[Figure data in JSON]
====

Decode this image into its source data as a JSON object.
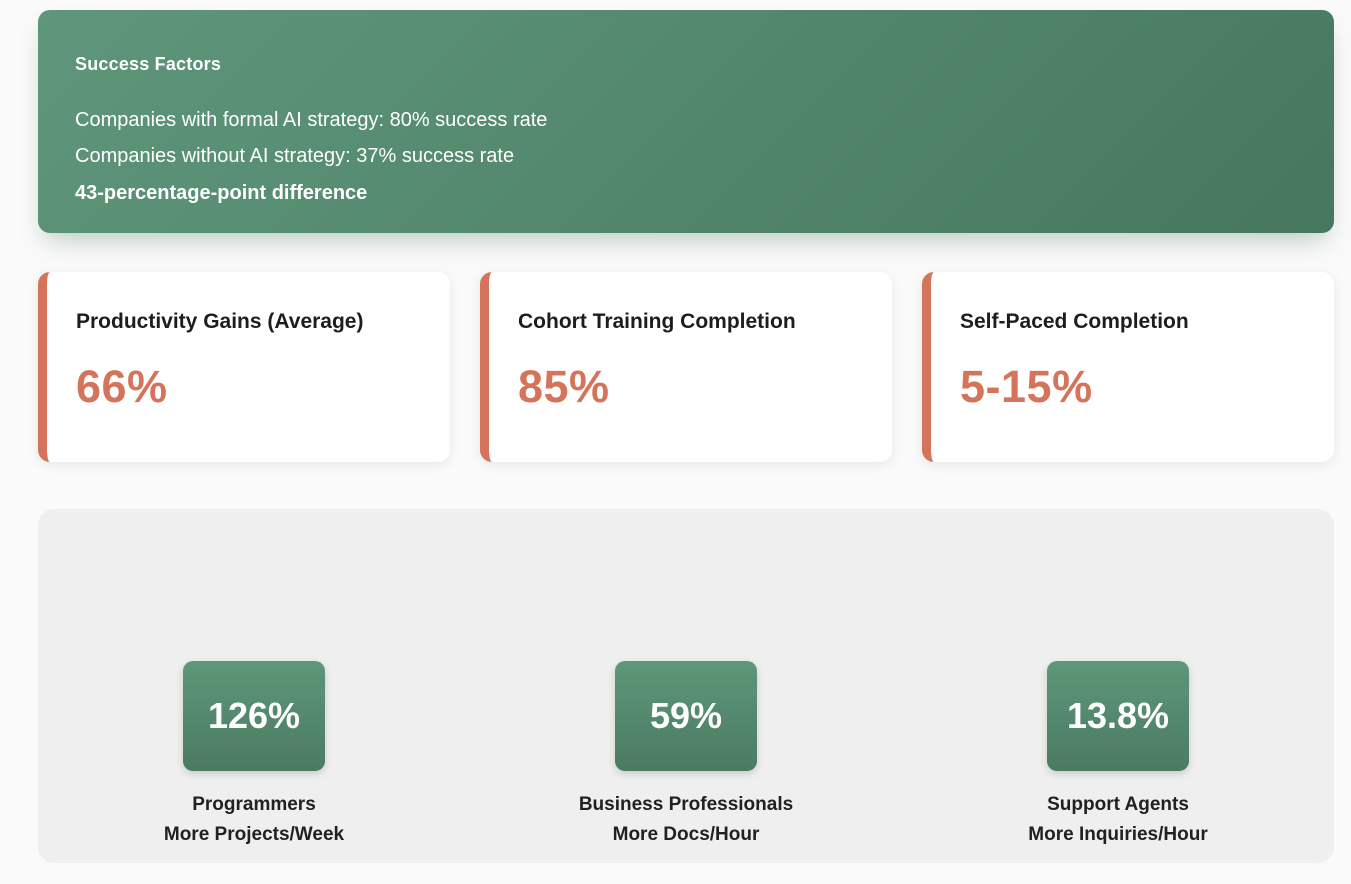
{
  "banner": {
    "title": "Success Factors",
    "line1": "Companies with formal AI strategy: 80% success rate",
    "line2": "Companies without AI strategy: 37% success rate",
    "highlight": "43-percentage-point difference"
  },
  "stat_cards": [
    {
      "label": "Productivity Gains (Average)",
      "value": "66%"
    },
    {
      "label": "Cohort Training Completion",
      "value": "85%"
    },
    {
      "label": "Self-Paced Completion",
      "value": "5-15%"
    }
  ],
  "metric_tiles": [
    {
      "value": "126%",
      "line1": "Programmers",
      "line2": "More Projects/Week"
    },
    {
      "value": "59%",
      "line1": "Business Professionals",
      "line2": "More Docs/Hour"
    },
    {
      "value": "13.8%",
      "line1": "Support Agents",
      "line2": "More Inquiries/Hour"
    }
  ],
  "colors": {
    "accent_orange": "#d4745a",
    "green_light": "#5f977b",
    "green_dark": "#46775d",
    "panel_gray": "#efefef",
    "page_background": "#fafafa",
    "text_dark": "#1d1d1d",
    "text_white": "#ffffff"
  }
}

====

## Goal
Scan the entries above for the word "More" and collect each line holding it.

## Exercise solution
      "line2": "More Projects/Week"
      "line2": "More Docs/Hour"
      "line2": "More Inquiries/Hour"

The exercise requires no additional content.